— begin DATA ENTRIES —

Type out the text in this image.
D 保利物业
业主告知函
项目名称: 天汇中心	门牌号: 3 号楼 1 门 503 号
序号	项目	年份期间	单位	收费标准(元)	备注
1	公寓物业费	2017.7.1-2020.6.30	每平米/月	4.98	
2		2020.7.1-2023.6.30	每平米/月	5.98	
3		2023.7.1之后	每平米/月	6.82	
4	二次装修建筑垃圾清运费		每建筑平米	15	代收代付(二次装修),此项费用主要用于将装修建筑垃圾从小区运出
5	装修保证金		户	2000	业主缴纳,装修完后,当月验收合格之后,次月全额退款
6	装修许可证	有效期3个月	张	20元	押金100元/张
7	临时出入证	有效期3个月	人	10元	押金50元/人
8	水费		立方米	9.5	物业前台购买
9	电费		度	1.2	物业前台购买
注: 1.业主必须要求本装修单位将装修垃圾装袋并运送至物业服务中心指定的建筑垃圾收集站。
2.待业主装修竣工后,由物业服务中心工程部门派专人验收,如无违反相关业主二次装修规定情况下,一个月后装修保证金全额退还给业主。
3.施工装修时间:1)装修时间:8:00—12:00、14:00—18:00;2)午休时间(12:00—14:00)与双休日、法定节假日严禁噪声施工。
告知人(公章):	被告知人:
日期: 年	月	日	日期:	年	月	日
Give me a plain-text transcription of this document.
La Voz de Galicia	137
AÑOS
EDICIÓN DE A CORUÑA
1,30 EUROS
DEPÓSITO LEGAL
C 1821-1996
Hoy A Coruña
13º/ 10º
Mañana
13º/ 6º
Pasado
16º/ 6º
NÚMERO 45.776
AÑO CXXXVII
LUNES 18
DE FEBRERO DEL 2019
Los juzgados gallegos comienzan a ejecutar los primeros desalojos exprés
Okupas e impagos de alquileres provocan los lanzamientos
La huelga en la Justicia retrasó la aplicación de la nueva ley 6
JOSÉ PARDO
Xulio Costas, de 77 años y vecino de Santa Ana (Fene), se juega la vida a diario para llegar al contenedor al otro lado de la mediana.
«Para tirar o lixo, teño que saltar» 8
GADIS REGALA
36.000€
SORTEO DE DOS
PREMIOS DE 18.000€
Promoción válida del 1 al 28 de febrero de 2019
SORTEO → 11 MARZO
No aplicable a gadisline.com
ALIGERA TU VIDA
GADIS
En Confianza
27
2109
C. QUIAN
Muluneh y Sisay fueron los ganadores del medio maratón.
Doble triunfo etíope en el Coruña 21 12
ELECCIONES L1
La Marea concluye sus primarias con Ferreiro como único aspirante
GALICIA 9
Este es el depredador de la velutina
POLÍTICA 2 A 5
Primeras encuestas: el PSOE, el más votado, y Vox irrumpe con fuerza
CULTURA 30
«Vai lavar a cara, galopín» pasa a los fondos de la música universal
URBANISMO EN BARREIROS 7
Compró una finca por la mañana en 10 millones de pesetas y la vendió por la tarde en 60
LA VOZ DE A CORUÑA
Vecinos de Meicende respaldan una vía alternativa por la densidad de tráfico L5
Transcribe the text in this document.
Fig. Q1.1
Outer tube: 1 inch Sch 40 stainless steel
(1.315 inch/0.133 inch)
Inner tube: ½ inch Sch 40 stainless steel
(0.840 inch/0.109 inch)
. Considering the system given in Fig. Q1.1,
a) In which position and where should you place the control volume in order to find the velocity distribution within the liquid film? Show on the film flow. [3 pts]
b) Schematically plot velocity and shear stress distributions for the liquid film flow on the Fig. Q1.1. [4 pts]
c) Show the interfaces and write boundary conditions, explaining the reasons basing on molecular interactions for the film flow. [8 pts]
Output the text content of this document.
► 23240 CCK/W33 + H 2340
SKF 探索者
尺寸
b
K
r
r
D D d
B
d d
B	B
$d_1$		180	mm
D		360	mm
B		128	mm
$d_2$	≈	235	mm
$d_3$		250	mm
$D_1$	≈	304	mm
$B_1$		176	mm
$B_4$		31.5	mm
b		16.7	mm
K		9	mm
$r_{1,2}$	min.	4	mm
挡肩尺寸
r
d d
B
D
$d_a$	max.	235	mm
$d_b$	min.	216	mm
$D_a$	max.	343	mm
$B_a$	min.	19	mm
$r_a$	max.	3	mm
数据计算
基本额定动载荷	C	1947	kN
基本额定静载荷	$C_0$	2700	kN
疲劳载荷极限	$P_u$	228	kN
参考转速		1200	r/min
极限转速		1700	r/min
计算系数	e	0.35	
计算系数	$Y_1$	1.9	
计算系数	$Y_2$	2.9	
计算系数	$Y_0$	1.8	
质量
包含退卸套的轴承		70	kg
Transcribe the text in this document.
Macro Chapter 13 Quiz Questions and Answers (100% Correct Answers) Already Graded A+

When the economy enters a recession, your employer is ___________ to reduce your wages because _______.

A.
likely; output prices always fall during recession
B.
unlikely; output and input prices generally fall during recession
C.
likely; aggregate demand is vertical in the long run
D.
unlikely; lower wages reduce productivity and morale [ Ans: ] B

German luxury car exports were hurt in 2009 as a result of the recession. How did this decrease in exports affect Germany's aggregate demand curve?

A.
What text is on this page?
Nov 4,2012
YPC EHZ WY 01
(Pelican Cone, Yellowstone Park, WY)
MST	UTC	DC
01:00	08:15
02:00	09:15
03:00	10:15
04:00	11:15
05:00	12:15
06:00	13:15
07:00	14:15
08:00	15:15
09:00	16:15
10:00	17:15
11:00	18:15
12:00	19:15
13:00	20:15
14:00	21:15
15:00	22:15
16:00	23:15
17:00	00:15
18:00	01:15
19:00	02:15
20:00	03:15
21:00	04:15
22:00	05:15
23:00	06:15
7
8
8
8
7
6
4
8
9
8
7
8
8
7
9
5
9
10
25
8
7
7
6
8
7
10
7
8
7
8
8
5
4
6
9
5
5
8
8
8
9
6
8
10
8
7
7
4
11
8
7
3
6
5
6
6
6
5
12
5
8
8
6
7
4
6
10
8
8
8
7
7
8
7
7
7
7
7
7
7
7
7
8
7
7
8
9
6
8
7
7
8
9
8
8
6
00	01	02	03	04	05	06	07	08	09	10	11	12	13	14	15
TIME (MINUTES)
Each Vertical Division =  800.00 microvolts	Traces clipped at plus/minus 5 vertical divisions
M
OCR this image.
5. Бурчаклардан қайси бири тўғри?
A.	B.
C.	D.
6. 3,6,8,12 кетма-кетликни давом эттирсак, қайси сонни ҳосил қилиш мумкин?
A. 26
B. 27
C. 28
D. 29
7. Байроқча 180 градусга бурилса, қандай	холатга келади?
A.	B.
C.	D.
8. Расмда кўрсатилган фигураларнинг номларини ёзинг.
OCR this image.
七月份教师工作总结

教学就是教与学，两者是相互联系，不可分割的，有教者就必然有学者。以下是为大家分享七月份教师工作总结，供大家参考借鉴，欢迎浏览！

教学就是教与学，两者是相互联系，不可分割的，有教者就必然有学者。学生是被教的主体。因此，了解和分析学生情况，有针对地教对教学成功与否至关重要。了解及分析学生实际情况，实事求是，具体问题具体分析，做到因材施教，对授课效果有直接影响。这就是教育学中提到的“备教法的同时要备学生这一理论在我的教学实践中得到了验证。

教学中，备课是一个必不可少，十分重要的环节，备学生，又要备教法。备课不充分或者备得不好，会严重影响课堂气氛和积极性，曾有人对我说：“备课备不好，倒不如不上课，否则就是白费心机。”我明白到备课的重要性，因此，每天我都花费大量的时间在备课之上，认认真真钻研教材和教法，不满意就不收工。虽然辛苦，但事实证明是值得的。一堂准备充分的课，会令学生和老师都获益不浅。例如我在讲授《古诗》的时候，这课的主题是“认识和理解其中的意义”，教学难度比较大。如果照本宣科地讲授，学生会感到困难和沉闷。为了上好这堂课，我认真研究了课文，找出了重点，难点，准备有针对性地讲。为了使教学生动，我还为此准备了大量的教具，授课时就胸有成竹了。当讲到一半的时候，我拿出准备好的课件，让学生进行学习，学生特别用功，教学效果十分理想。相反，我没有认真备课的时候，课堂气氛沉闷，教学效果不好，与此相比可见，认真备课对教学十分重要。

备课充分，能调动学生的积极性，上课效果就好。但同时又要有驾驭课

— end DATA ENTRIES —

DO THIS:
Collect every line with the string "计算系数" from the records, and copy each.

EXERCISE SOLUTION:
计算系数	e	0.35	
计算系数	$Y_1$	1.9	
计算系数	$Y_2$	2.9	
计算系数	$Y_0$	1.8	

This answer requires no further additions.